# [Instructions for the task]
Give the data again exactly as written, skipping any pictures.

****************

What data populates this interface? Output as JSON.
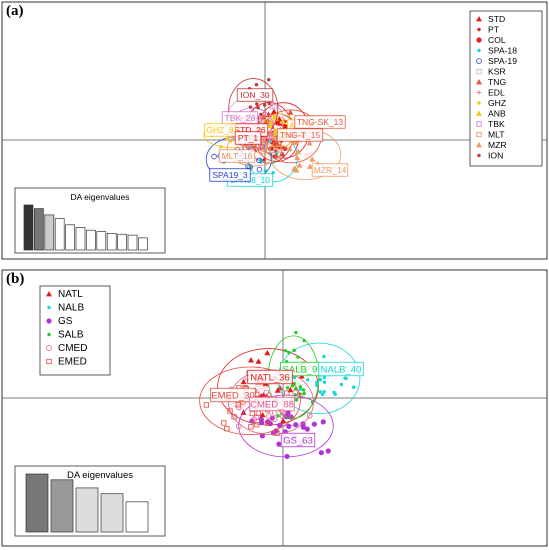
{
  "panels": [
    {
      "id": "a",
      "label": "(a)",
      "eig_title": "DA eigenvalues"
    },
    {
      "id": "b",
      "label": "(b)",
      "eig_title": "DA eigenvalues"
    }
  ],
  "chart_data": [
    {
      "panel": "(a)",
      "type": "scatter",
      "title": "",
      "legend_position": "top-right",
      "grid": false,
      "xlim": [
        -10,
        10
      ],
      "ylim": [
        -10,
        10
      ],
      "series": [
        {
          "name": "STD",
          "color": "#e41a1c",
          "marker": "triangle",
          "centroid": [
            0.3,
            0.6
          ],
          "ellipse": [
            1.8,
            2.4,
            0
          ]
        },
        {
          "name": "PT",
          "color": "#e41a1c",
          "marker": "dot",
          "centroid": [
            0.9,
            0.2
          ],
          "ellipse": [
            1.6,
            1.9,
            0
          ]
        },
        {
          "name": "COL",
          "color": "#e41a1c",
          "marker": "circle-filled",
          "centroid": [
            1.4,
            0.8
          ],
          "ellipse": [
            1.9,
            2.2,
            0
          ]
        },
        {
          "name": "SPA-18",
          "color": "#17d6d6",
          "marker": "dot",
          "centroid": [
            0.6,
            -1.5
          ],
          "ellipse": [
            1.8,
            1.9,
            0
          ]
        },
        {
          "name": "SPA-19",
          "color": "#2b3fd3",
          "marker": "circle-open",
          "centroid": [
            -2.0,
            -1.6
          ],
          "ellipse": [
            2.4,
            1.8,
            0
          ]
        },
        {
          "name": "KSR",
          "color": "#d8a0d8",
          "marker": "square-open",
          "centroid": [
            -0.8,
            1.6
          ],
          "ellipse": [
            2.1,
            2.0,
            0
          ]
        },
        {
          "name": "TNG",
          "color": "#e5533d",
          "marker": "triangle",
          "centroid": [
            2.0,
            0.3
          ],
          "ellipse": [
            2.2,
            2.1,
            0
          ]
        },
        {
          "name": "EDL",
          "color": "#f08080",
          "marker": "plus",
          "centroid": [
            0.5,
            0.5
          ],
          "ellipse": [
            1.5,
            1.5,
            0
          ]
        },
        {
          "name": "GHZ",
          "color": "#f5c518",
          "marker": "dot",
          "centroid": [
            -2.3,
            0.4
          ],
          "ellipse": [
            2.3,
            1.0,
            0
          ]
        },
        {
          "name": "ANB",
          "color": "#f5c518",
          "marker": "triangle",
          "centroid": [
            1.1,
            0.8
          ],
          "ellipse": [
            1.3,
            1.3,
            0
          ]
        },
        {
          "name": "TBK",
          "color": "#d070d0",
          "marker": "square-open",
          "centroid": [
            -1.0,
            1.0
          ],
          "ellipse": [
            1.6,
            1.6,
            0
          ]
        },
        {
          "name": "MLT",
          "color": "#e8905a",
          "marker": "square-open",
          "centroid": [
            -0.8,
            -0.7
          ],
          "ellipse": [
            2.0,
            1.4,
            0
          ]
        },
        {
          "name": "MZR",
          "color": "#f09a60",
          "marker": "triangle",
          "centroid": [
            3.1,
            -1.2
          ],
          "ellipse": [
            2.6,
            2.0,
            0
          ]
        },
        {
          "name": "ION",
          "color": "#c0393b",
          "marker": "dot",
          "centroid": [
            -0.9,
            2.6
          ],
          "ellipse": [
            1.8,
            2.4,
            0
          ]
        }
      ],
      "centroid_labels": [
        {
          "text": "ION_30",
          "series": "ION"
        },
        {
          "text": "TBK_28",
          "series": "TBK"
        },
        {
          "text": "STD_26",
          "series": "STD"
        },
        {
          "text": "GHZ_8",
          "series": "GHZ"
        },
        {
          "text": "ANB",
          "series": "ANB"
        },
        {
          "text": "TNG-SK_13",
          "series": "TNG"
        },
        {
          "text": "TNG-T_15",
          "series": "TNG"
        },
        {
          "text": "PT_1",
          "series": "PT"
        },
        {
          "text": "MLT_16",
          "series": "MLT"
        },
        {
          "text": "SPA18_10",
          "series": "SPA-18"
        },
        {
          "text": "SPA19_3",
          "series": "SPA-19"
        },
        {
          "text": "MZR_14",
          "series": "MZR"
        }
      ],
      "eigenvalues": {
        "title": "DA eigenvalues",
        "values": [
          1.0,
          0.92,
          0.78,
          0.7,
          0.56,
          0.5,
          0.44,
          0.41,
          0.37,
          0.35,
          0.33,
          0.27
        ],
        "colors": [
          "#333333",
          "#777777",
          "#cccccc",
          "#ffffff",
          "#ffffff",
          "#ffffff",
          "#ffffff",
          "#ffffff",
          "#ffffff",
          "#ffffff",
          "#ffffff",
          "#ffffff"
        ]
      }
    },
    {
      "panel": "(b)",
      "type": "scatter",
      "title": "",
      "legend_position": "top-left",
      "grid": false,
      "xlim": [
        -10,
        10
      ],
      "ylim": [
        -10,
        10
      ],
      "series": [
        {
          "name": "NATL",
          "color": "#e41a1c",
          "marker": "triangle",
          "centroid": [
            -1.0,
            0.8
          ],
          "ellipse": [
            3.2,
            2.6,
            0
          ]
        },
        {
          "name": "NALB",
          "color": "#17d6d6",
          "marker": "dot",
          "centroid": [
            2.4,
            1.4
          ],
          "ellipse": [
            2.6,
            2.4,
            0
          ]
        },
        {
          "name": "GS",
          "color": "#b233d6",
          "marker": "circle-filled",
          "centroid": [
            0.2,
            -2.0
          ],
          "ellipse": [
            3.0,
            2.1,
            0
          ]
        },
        {
          "name": "SALB",
          "color": "#22cc22",
          "marker": "dot",
          "centroid": [
            0.7,
            1.5
          ],
          "ellipse": [
            1.6,
            2.8,
            0
          ]
        },
        {
          "name": "CMED",
          "color": "#e85c8a",
          "marker": "circle-open",
          "centroid": [
            -0.8,
            -0.3
          ],
          "ellipse": [
            2.7,
            2.2,
            0
          ]
        },
        {
          "name": "EMED",
          "color": "#e04a3b",
          "marker": "square-open",
          "centroid": [
            -2.2,
            -0.2
          ],
          "ellipse": [
            3.2,
            2.3,
            0
          ]
        }
      ],
      "centroid_labels": [
        {
          "text": "SALB_9",
          "series": "SALB"
        },
        {
          "text": "NALB_40",
          "series": "NALB"
        },
        {
          "text": "NATL_36",
          "series": "NATL"
        },
        {
          "text": "EMED_30",
          "series": "EMED"
        },
        {
          "text": "CMED_88",
          "series": "CMED"
        },
        {
          "text": "GS_63",
          "series": "GS"
        }
      ],
      "eigenvalues": {
        "title": "DA eigenvalues",
        "values": [
          1.0,
          0.9,
          0.76,
          0.66,
          0.52
        ],
        "colors": [
          "#777777",
          "#999999",
          "#dddddd",
          "#dddddd",
          "#ffffff"
        ]
      }
    }
  ]
}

****************

# [Full answer]
What data populates this interface? Output as JSON.
{
  "panels": [
    {
      "id": "a",
      "label": "(a)",
      "eig_title": "DA eigenvalues"
    },
    {
      "id": "b",
      "label": "(b)",
      "eig_title": "DA eigenvalues"
    }
  ],
  "chart_data": [
    {
      "panel": "(a)",
      "type": "scatter",
      "title": "",
      "legend_position": "top-right",
      "grid": false,
      "xlim": [
        -10,
        10
      ],
      "ylim": [
        -10,
        10
      ],
      "series": [
        {
          "name": "STD",
          "color": "#e41a1c",
          "marker": "triangle",
          "centroid": [
            0.3,
            0.6
          ],
          "ellipse": [
            1.8,
            2.4,
            0
          ]
        },
        {
          "name": "PT",
          "color": "#e41a1c",
          "marker": "dot",
          "centroid": [
            0.9,
            0.2
          ],
          "ellipse": [
            1.6,
            1.9,
            0
          ]
        },
        {
          "name": "COL",
          "color": "#e41a1c",
          "marker": "circle-filled",
          "centroid": [
            1.4,
            0.8
          ],
          "ellipse": [
            1.9,
            2.2,
            0
          ]
        },
        {
          "name": "SPA-18",
          "color": "#17d6d6",
          "marker": "dot",
          "centroid": [
            0.6,
            -1.5
          ],
          "ellipse": [
            1.8,
            1.9,
            0
          ]
        },
        {
          "name": "SPA-19",
          "color": "#2b3fd3",
          "marker": "circle-open",
          "centroid": [
            -2.0,
            -1.6
          ],
          "ellipse": [
            2.4,
            1.8,
            0
          ]
        },
        {
          "name": "KSR",
          "color": "#d8a0d8",
          "marker": "square-open",
          "centroid": [
            -0.8,
            1.6
          ],
          "ellipse": [
            2.1,
            2.0,
            0
          ]
        },
        {
          "name": "TNG",
          "color": "#e5533d",
          "marker": "triangle",
          "centroid": [
            2.0,
            0.3
          ],
          "ellipse": [
            2.2,
            2.1,
            0
          ]
        },
        {
          "name": "EDL",
          "color": "#f08080",
          "marker": "plus",
          "centroid": [
            0.5,
            0.5
          ],
          "ellipse": [
            1.5,
            1.5,
            0
          ]
        },
        {
          "name": "GHZ",
          "color": "#f5c518",
          "marker": "dot",
          "centroid": [
            -2.3,
            0.4
          ],
          "ellipse": [
            2.3,
            1.0,
            0
          ]
        },
        {
          "name": "ANB",
          "color": "#f5c518",
          "marker": "triangle",
          "centroid": [
            1.1,
            0.8
          ],
          "ellipse": [
            1.3,
            1.3,
            0
          ]
        },
        {
          "name": "TBK",
          "color": "#d070d0",
          "marker": "square-open",
          "centroid": [
            -1.0,
            1.0
          ],
          "ellipse": [
            1.6,
            1.6,
            0
          ]
        },
        {
          "name": "MLT",
          "color": "#e8905a",
          "marker": "square-open",
          "centroid": [
            -0.8,
            -0.7
          ],
          "ellipse": [
            2.0,
            1.4,
            0
          ]
        },
        {
          "name": "MZR",
          "color": "#f09a60",
          "marker": "triangle",
          "centroid": [
            3.1,
            -1.2
          ],
          "ellipse": [
            2.6,
            2.0,
            0
          ]
        },
        {
          "name": "ION",
          "color": "#c0393b",
          "marker": "dot",
          "centroid": [
            -0.9,
            2.6
          ],
          "ellipse": [
            1.8,
            2.4,
            0
          ]
        }
      ],
      "centroid_labels": [
        {
          "text": "ION_30",
          "series": "ION"
        },
        {
          "text": "TBK_28",
          "series": "TBK"
        },
        {
          "text": "STD_26",
          "series": "STD"
        },
        {
          "text": "GHZ_8",
          "series": "GHZ"
        },
        {
          "text": "ANB",
          "series": "ANB"
        },
        {
          "text": "TNG-SK_13",
          "series": "TNG"
        },
        {
          "text": "TNG-T_15",
          "series": "TNG"
        },
        {
          "text": "PT_1",
          "series": "PT"
        },
        {
          "text": "MLT_16",
          "series": "MLT"
        },
        {
          "text": "SPA18_10",
          "series": "SPA-18"
        },
        {
          "text": "SPA19_3",
          "series": "SPA-19"
        },
        {
          "text": "MZR_14",
          "series": "MZR"
        }
      ],
      "eigenvalues": {
        "title": "DA eigenvalues",
        "values": [
          1.0,
          0.92,
          0.78,
          0.7,
          0.56,
          0.5,
          0.44,
          0.41,
          0.37,
          0.35,
          0.33,
          0.27
        ],
        "colors": [
          "#333333",
          "#777777",
          "#cccccc",
          "#ffffff",
          "#ffffff",
          "#ffffff",
          "#ffffff",
          "#ffffff",
          "#ffffff",
          "#ffffff",
          "#ffffff",
          "#ffffff"
        ]
      }
    },
    {
      "panel": "(b)",
      "type": "scatter",
      "title": "",
      "legend_position": "top-left",
      "grid": false,
      "xlim": [
        -10,
        10
      ],
      "ylim": [
        -10,
        10
      ],
      "series": [
        {
          "name": "NATL",
          "color": "#e41a1c",
          "marker": "triangle",
          "centroid": [
            -1.0,
            0.8
          ],
          "ellipse": [
            3.2,
            2.6,
            0
          ]
        },
        {
          "name": "NALB",
          "color": "#17d6d6",
          "marker": "dot",
          "centroid": [
            2.4,
            1.4
          ],
          "ellipse": [
            2.6,
            2.4,
            0
          ]
        },
        {
          "name": "GS",
          "color": "#b233d6",
          "marker": "circle-filled",
          "centroid": [
            0.2,
            -2.0
          ],
          "ellipse": [
            3.0,
            2.1,
            0
          ]
        },
        {
          "name": "SALB",
          "color": "#22cc22",
          "marker": "dot",
          "centroid": [
            0.7,
            1.5
          ],
          "ellipse": [
            1.6,
            2.8,
            0
          ]
        },
        {
          "name": "CMED",
          "color": "#e85c8a",
          "marker": "circle-open",
          "centroid": [
            -0.8,
            -0.3
          ],
          "ellipse": [
            2.7,
            2.2,
            0
          ]
        },
        {
          "name": "EMED",
          "color": "#e04a3b",
          "marker": "square-open",
          "centroid": [
            -2.2,
            -0.2
          ],
          "ellipse": [
            3.2,
            2.3,
            0
          ]
        }
      ],
      "centroid_labels": [
        {
          "text": "SALB_9",
          "series": "SALB"
        },
        {
          "text": "NALB_40",
          "series": "NALB"
        },
        {
          "text": "NATL_36",
          "series": "NATL"
        },
        {
          "text": "EMED_30",
          "series": "EMED"
        },
        {
          "text": "CMED_88",
          "series": "CMED"
        },
        {
          "text": "GS_63",
          "series": "GS"
        }
      ],
      "eigenvalues": {
        "title": "DA eigenvalues",
        "values": [
          1.0,
          0.9,
          0.76,
          0.66,
          0.52
        ],
        "colors": [
          "#777777",
          "#999999",
          "#dddddd",
          "#dddddd",
          "#ffffff"
        ]
      }
    }
  ]
}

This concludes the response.